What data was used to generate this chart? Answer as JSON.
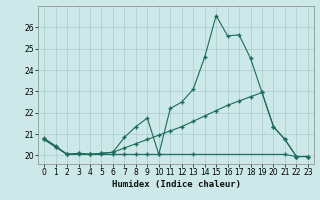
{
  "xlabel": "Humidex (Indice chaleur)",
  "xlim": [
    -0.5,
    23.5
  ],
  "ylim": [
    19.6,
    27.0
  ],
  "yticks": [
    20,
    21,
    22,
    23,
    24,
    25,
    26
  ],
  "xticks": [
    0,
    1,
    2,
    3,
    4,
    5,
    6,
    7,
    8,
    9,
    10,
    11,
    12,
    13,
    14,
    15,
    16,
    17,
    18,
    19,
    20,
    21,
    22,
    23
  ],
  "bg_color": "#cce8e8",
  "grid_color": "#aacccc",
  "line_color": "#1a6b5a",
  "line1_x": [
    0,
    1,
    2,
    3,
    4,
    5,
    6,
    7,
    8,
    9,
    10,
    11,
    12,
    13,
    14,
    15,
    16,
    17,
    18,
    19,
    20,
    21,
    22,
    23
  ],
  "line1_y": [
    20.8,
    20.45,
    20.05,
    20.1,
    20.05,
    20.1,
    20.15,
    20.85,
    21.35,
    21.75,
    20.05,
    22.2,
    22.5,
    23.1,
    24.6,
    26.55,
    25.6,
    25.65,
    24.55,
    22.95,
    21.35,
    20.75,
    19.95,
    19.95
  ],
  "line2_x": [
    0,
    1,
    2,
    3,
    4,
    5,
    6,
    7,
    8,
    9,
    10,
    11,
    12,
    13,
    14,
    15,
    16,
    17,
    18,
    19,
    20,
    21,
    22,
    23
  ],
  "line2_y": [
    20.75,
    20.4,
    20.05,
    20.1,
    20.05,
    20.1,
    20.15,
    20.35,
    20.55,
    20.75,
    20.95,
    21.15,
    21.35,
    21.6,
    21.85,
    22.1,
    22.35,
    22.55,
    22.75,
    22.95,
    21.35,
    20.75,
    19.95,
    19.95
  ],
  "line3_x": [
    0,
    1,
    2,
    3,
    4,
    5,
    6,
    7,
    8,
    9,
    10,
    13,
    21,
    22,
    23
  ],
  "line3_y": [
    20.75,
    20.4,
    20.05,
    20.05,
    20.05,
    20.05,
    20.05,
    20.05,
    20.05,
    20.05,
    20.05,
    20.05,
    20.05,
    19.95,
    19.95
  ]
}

==

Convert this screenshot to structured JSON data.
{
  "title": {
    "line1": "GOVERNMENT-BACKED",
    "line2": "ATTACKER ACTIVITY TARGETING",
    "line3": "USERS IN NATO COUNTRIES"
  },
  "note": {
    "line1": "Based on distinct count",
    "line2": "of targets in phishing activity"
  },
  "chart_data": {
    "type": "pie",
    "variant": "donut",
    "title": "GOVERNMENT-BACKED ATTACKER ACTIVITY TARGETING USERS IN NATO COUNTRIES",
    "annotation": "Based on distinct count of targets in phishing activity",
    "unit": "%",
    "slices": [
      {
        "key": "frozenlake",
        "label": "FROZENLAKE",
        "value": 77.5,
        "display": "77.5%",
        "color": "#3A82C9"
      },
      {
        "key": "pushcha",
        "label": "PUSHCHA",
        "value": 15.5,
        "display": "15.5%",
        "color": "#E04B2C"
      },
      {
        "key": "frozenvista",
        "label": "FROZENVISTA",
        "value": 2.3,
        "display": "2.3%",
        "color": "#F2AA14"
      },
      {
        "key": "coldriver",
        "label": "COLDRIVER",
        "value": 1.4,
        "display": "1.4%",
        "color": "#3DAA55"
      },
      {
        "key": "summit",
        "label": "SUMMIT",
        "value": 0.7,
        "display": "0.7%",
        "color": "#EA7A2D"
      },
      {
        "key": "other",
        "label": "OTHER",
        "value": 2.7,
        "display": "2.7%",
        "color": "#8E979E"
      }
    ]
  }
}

▸ **What the task asks**: Above are entries; state the number of lines among them that contain "BACKED", and nothing else.

▸ **Worked solution**: 2